■ What this task involves
Count the lines below that contain the word "Read", and report only that number.

(Stored entries)
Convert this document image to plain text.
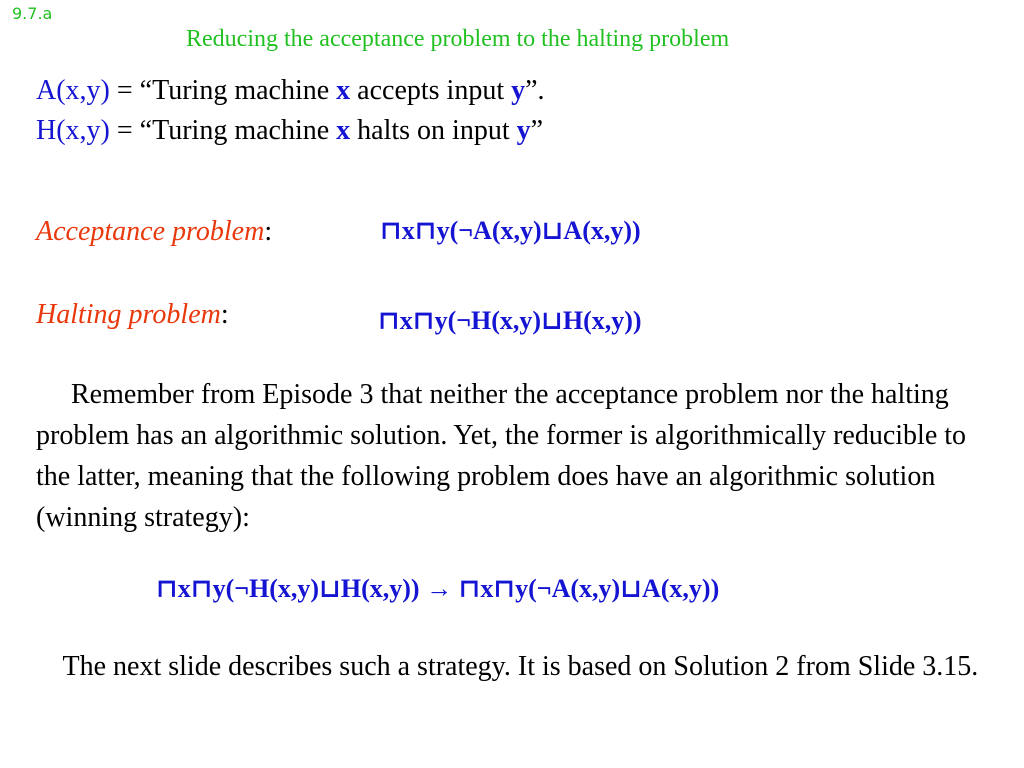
9.7.a
Reducing the acceptance problem to the halting problem

A(x,y) = “Turing machine x accepts input y”.

H(x,y) = “Turing machine x halts on input y”

Acceptance problem:	⊓x⊓y(¬A(x,y)⊔A(x,y))

Halting problem:	⊓x⊓y(¬H(x,y)⊔H(x,y))

  Remember from Episode 3 that neither the acceptance problem nor the halting problem has an algorithmic solution. Yet, the former is algorithmically reducible to the latter, meaning that the following problem does have an algorithmic solution (winning strategy):

⊓x⊓y(¬H(x,y)⊔H(x,y)) → ⊓x⊓y(¬A(x,y)⊔A(x,y))

  The next slide describes such a strategy. It is based on Solution 2 from Slide 3.15.
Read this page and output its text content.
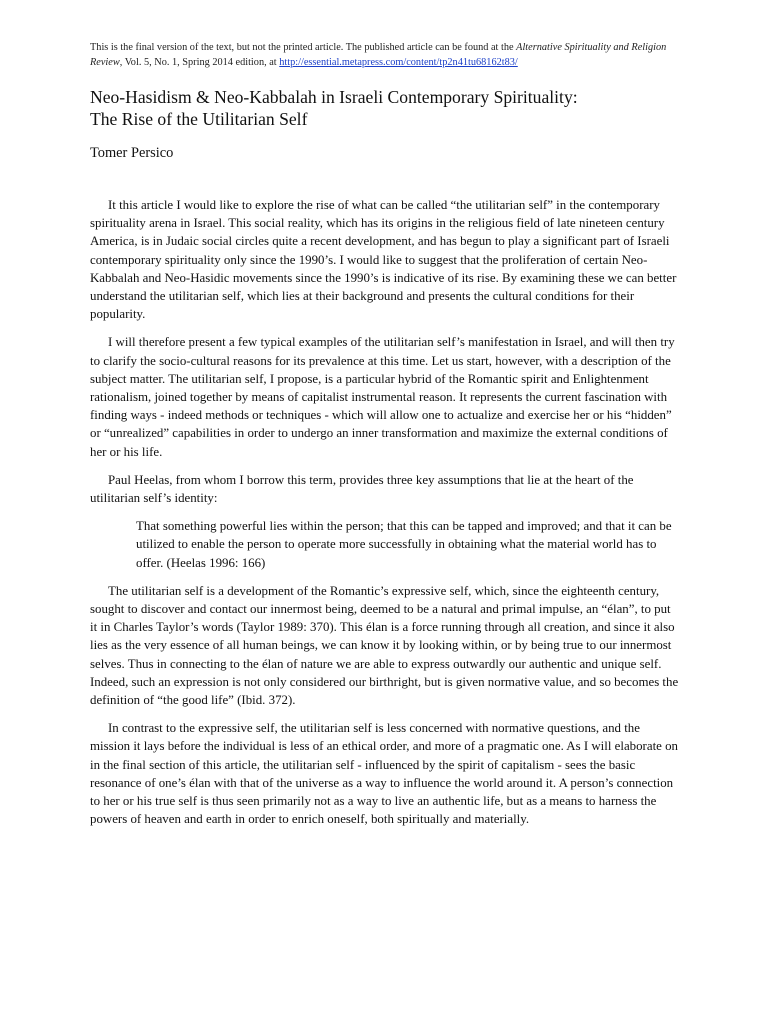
This is the final version of the text, but not the printed article. The published article can be found at the Alternative Spirituality and Religion Review, Vol. 5, No. 1, Spring 2014 edition, at http://essential.metapress.com/content/tp2n41tu68162t83/

Neo-Hasidism & Neo-Kabbalah in Israeli Contemporary Spirituality:
The Rise of the Utilitarian Self
Tomer Persico

It this article I would like to explore the rise of what can be called “the utilitarian self” in the contemporary spirituality arena in Israel. This social reality, which has its origins in the religious field of late nineteen century America, is in Judaic social circles quite a recent development, and has begun to play a significant part of Israeli contemporary spirituality only since the 1990’s. I would like to suggest that the proliferation of certain Neo-Kabbalah and Neo-Hasidic movements since the 1990’s is indicative of its rise. By examining these we can better understand the utilitarian self, which lies at their background and presents the cultural conditions for their popularity.

I will therefore present a few typical examples of the utilitarian self’s manifestation in Israel, and will then try to clarify the socio-cultural reasons for its prevalence at this time. Let us start, however, with a description of the subject matter. The utilitarian self, I propose, is a particular hybrid of the Romantic spirit and Enlightenment rationalism, joined together by means of capitalist instrumental reason. It represents the current fascination with finding ways - indeed methods or techniques - which will allow one to actualize and exercise her or his “hidden” or “unrealized” capabilities in order to undergo an inner transformation and maximize the external conditions of her or his life.

Paul Heelas, from whom I borrow this term, provides three key assumptions that lie at the heart of the utilitarian self’s identity:

That something powerful lies within the person; that this can be tapped and improved; and that it can be utilized to enable the person to operate more successfully in obtaining what the material world has to offer. (Heelas 1996: 166)

The utilitarian self is a development of the Romantic’s expressive self, which, since the eighteenth century, sought to discover and contact our innermost being, deemed to be a natural and primal impulse, an “élan”, to put it in Charles Taylor’s words (Taylor 1989: 370). This élan is a force running through all creation, and since it also lies as the very essence of all human beings, we can know it by looking within, or by being true to our innermost selves. Thus in connecting to the élan of nature we are able to express outwardly our authentic and unique self. Indeed, such an expression is not only considered our birthright, but is given normative value, and so becomes the definition of “the good life” (Ibid. 372).

In contrast to the expressive self, the utilitarian self is less concerned with normative questions, and the mission it lays before the individual is less of an ethical order, and more of a pragmatic one. As I will elaborate on in the final section of this article, the utilitarian self - influenced by the spirit of capitalism - sees the basic resonance of one’s élan with that of the universe as a way to influence the world around it. A person’s connection to her or his true self is thus seen primarily not as a way to live an authentic life, but as a means to harness the powers of heaven and earth in order to enrich oneself, both spiritually and materially.
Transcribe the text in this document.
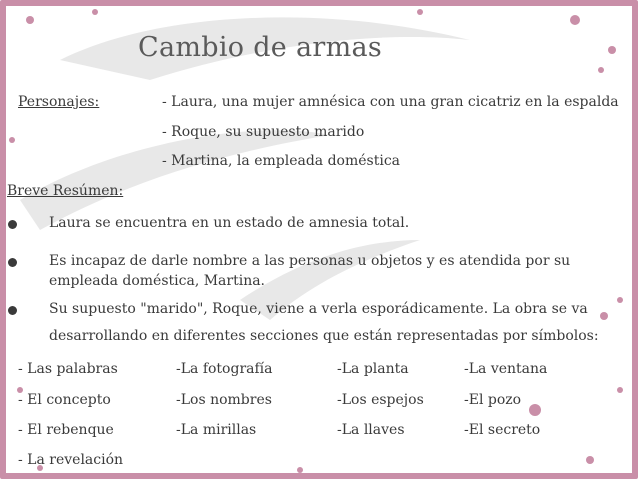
Cambio de armas
Personajes:	- Laura, una mujer amnésica con una gran cicatriz en la espalda
- Roque, su supuesto marido
- Martina, la empleada doméstica
Breve Resúmen:
Laura se encuentra en un estado de amnesia total.
Es incapaz de darle nombre a las personas u objetos y es atendida por su
empleada doméstica, Martina.
Su supuesto "marido", Roque, viene a verla esporádicamente. La obra se va
desarrollando en diferentes secciones que están representadas por símbolos:
- Las palabras	-La fotografía	-La planta	-La ventana
- El concepto	-Los nombres	-Los espejos	-El pozo
- El rebenque	-La mirillas	-La llaves	-El secreto
- La revelación
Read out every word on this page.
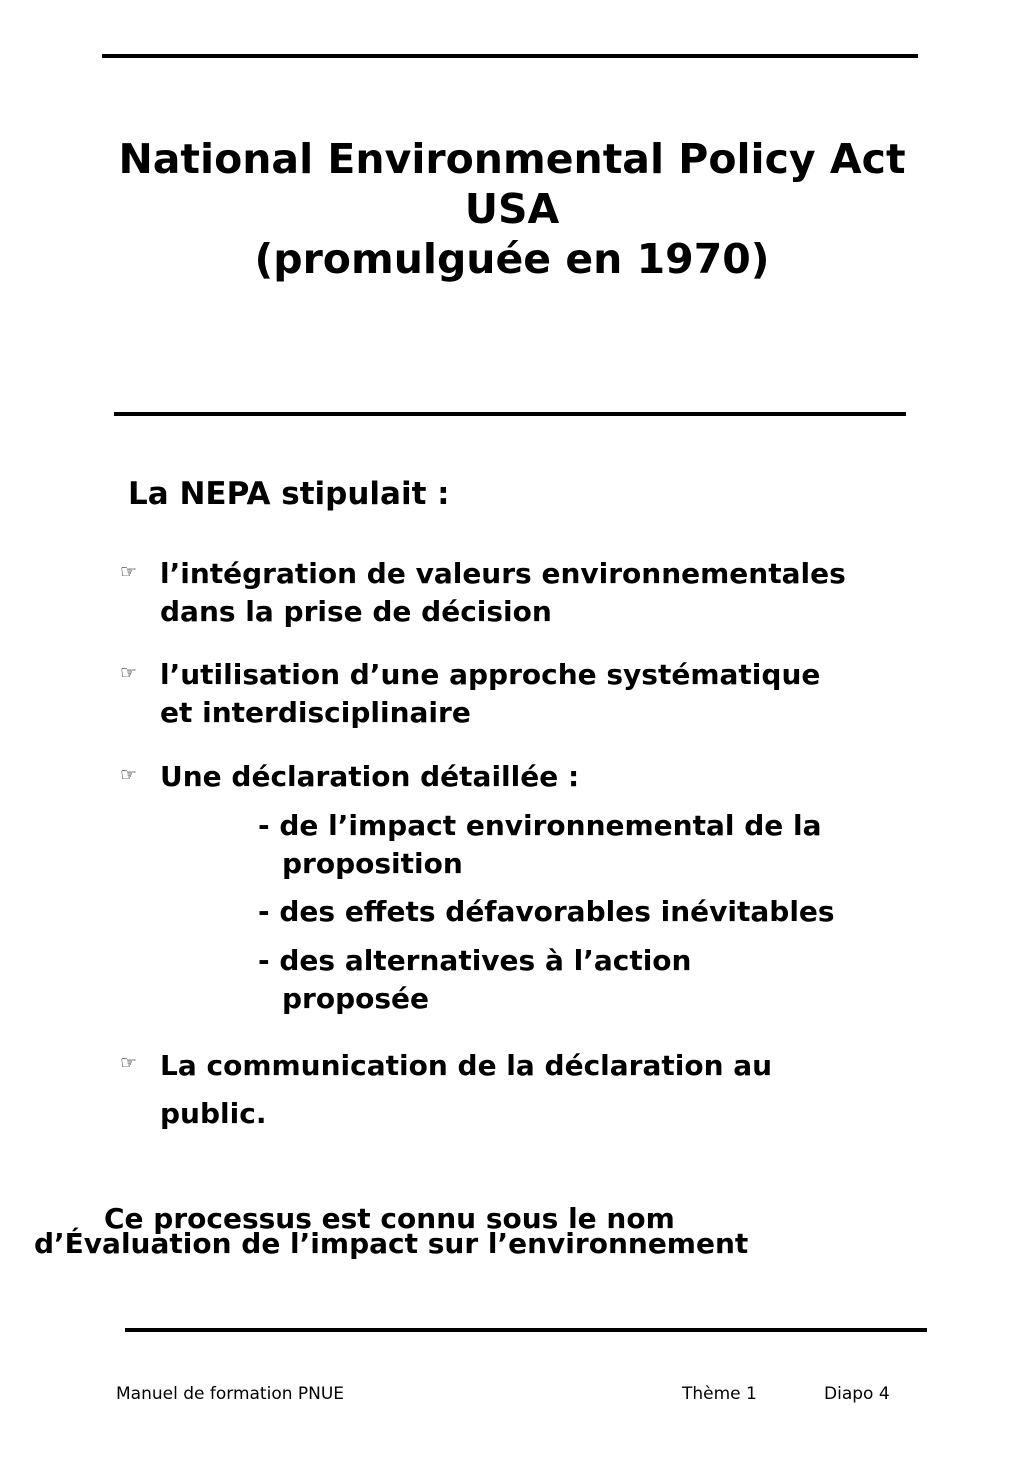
National Environmental Policy Act
USA
(promulguée en 1970)
La NEPA stipulait :
☞ l’intégration de valeurs environnementales
dans la prise de décision
☞ l’utilisation d’une approche systématique
et interdisciplinaire
☞ Une déclaration détaillée :
- de l’impact environnemental de la
proposition
- des effets défavorables inévitables
- des alternatives à l’action
proposée
☞ La communication de la déclaration au
public.
Ce processus est connu sous le nom
d’Évaluation de l’impact sur l’environnement
Manuel de formation PNUE	Thème 1	Diapo 4
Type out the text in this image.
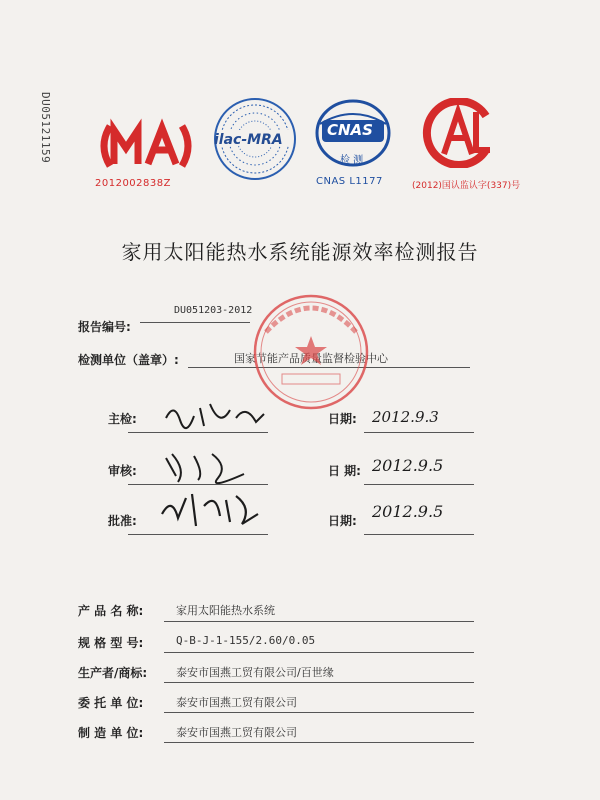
DU05121159
2012002838Z
ilac-MRA
CNAS
检 测
CNAS L1177	(2012)国认监认字(337)号
家用太阳能热水系统能源效率检测报告
报告编号:
DU051203-2012
检测单位（盖章）:	国家节能产品质量监督检验中心
主检:	日期: 2012.9.3
审核:	日 期: 2012.9.5
批准:	日期: 2012.9.5
产 品 名 称:	家用太阳能热水系统
规 格 型 号:	Q-B-J-1-155/2.60/0.05
生产者/商标:	泰安市国燕工贸有限公司/百世缘
委 托 单 位:	泰安市国燕工贸有限公司
制 造 单 位:	泰安市国燕工贸有限公司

■ Finished answer
2